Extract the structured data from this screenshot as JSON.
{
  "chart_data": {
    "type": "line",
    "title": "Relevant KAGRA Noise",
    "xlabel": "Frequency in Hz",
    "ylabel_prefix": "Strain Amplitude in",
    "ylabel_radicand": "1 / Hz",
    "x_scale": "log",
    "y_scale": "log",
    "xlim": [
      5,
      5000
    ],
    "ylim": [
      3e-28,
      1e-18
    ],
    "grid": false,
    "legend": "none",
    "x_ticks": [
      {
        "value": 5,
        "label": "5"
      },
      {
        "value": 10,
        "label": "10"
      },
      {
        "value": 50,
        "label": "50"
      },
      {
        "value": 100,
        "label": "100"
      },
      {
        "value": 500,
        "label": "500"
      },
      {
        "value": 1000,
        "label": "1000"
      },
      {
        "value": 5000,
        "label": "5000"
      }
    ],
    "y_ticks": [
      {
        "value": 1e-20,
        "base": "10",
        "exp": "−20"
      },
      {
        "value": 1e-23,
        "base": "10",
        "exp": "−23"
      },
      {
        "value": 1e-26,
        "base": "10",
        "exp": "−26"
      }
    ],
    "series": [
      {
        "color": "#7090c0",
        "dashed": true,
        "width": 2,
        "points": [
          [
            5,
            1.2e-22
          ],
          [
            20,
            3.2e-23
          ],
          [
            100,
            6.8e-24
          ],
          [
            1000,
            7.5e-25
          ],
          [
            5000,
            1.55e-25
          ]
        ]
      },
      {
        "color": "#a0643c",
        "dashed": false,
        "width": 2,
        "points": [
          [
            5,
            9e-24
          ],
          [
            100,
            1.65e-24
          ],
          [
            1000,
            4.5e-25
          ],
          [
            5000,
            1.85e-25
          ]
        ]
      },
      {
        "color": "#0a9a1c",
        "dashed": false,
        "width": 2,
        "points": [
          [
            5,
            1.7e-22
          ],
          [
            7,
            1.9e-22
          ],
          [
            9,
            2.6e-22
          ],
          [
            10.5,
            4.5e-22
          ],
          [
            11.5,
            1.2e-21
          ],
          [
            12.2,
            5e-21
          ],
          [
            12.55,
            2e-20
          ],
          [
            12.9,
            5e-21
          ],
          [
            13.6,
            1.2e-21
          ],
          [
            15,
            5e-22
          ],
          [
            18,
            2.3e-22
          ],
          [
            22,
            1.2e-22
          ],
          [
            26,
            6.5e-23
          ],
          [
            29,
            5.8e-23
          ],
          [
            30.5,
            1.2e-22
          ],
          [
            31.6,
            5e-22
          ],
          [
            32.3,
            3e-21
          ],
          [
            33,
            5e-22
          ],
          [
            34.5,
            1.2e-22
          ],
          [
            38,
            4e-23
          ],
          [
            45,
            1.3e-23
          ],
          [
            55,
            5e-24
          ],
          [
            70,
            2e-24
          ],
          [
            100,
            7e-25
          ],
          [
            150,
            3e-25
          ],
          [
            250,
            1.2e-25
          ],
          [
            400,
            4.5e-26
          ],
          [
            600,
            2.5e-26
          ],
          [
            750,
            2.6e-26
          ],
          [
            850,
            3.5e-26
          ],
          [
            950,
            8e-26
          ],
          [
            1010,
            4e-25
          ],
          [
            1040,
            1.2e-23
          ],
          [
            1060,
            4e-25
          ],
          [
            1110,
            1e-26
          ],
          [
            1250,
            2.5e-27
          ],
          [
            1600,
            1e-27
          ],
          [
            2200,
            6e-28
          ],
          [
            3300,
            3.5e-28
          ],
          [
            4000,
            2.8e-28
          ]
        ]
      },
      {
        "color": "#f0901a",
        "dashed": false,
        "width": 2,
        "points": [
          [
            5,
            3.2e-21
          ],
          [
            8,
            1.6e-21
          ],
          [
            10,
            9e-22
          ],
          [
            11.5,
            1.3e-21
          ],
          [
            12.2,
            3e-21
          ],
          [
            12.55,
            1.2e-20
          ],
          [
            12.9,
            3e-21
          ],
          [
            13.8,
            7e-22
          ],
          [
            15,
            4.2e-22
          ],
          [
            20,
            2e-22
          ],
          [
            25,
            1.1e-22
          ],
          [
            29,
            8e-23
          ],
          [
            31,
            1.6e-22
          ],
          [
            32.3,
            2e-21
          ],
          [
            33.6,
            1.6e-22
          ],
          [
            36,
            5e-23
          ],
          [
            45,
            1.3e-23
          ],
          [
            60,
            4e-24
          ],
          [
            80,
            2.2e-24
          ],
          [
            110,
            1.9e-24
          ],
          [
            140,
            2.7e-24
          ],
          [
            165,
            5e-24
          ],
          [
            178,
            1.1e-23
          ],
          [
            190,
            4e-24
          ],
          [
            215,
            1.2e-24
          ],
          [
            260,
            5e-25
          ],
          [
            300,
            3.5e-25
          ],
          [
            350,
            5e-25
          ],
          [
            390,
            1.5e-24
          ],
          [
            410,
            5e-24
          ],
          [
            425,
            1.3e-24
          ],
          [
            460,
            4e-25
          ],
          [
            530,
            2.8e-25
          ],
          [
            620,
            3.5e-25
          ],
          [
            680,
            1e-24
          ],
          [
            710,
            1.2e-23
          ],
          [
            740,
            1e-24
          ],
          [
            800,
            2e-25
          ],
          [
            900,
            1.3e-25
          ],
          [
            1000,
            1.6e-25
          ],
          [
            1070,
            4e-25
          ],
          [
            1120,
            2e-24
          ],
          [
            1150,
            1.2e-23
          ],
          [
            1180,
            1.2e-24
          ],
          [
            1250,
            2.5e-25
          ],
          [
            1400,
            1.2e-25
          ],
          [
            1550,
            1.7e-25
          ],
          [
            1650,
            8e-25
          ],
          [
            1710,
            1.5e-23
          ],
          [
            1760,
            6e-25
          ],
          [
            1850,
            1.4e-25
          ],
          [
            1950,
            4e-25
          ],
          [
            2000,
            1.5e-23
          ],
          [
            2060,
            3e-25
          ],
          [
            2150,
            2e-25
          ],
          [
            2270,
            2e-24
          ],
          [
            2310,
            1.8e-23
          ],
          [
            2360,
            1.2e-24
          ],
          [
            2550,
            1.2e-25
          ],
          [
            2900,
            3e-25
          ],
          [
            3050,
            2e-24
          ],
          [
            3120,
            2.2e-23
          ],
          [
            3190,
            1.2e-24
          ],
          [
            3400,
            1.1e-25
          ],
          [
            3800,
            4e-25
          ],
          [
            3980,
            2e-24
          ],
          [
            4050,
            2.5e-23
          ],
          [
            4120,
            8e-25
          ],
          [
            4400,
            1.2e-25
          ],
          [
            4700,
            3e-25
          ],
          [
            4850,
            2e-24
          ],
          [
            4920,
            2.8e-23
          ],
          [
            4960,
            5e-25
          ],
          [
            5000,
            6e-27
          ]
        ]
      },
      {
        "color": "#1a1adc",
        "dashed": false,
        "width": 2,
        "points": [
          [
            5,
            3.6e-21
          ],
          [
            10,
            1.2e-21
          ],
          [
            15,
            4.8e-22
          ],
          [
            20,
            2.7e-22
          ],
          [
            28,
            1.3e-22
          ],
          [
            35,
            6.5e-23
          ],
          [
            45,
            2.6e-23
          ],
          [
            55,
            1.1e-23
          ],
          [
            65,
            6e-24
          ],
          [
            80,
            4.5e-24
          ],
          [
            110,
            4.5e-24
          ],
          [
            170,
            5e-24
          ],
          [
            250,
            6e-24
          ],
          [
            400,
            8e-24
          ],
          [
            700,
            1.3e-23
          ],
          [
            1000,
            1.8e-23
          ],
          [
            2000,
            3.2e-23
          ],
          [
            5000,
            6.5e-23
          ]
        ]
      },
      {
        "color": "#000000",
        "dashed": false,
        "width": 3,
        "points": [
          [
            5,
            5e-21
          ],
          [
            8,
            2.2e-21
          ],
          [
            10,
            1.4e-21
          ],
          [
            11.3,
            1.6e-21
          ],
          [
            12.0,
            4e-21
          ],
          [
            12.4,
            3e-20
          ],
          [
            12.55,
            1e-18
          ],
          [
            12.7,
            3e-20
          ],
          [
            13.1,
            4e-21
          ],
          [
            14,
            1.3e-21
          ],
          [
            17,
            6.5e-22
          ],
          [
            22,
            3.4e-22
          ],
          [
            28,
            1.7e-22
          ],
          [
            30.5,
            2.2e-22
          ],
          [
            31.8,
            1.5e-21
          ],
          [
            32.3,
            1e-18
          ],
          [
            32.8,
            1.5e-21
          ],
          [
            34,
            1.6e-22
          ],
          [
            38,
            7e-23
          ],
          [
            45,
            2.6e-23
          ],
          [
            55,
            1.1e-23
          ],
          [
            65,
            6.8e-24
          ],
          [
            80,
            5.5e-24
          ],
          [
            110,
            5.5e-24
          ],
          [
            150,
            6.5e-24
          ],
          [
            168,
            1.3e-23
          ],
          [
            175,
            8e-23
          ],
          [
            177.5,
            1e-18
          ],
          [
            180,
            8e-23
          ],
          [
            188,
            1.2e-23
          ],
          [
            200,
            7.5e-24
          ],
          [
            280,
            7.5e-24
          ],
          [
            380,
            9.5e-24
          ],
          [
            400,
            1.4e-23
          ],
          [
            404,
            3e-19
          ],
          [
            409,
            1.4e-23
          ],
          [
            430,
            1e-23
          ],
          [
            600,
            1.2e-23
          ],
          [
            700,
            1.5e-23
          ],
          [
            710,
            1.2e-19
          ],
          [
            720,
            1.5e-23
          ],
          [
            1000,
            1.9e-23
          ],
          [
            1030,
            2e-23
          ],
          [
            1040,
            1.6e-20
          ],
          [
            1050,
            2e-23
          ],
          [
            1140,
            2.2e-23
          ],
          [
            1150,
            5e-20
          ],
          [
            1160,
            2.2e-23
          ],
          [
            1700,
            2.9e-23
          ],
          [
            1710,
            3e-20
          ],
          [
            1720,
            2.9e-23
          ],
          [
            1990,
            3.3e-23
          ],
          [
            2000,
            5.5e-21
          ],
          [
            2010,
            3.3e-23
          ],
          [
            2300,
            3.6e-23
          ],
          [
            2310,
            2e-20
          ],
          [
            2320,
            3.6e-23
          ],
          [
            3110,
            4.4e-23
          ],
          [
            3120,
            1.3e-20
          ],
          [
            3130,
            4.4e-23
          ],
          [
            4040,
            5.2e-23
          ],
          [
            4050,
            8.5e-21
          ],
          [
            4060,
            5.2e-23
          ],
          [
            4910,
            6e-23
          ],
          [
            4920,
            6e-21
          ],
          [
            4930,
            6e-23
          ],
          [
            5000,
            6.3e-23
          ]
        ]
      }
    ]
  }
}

+ + + + + + +

The task »
Go through the data and gather every line that holds "value".

The completed task »
        "value": 5,
        "value": 10,
        "value": 50,
        "value": 100,
        "value": 500,
        "value": 1000,
        "value": 5000,
        "value": 1e-20,
        "value": 1e-23,
        "value": 1e-26,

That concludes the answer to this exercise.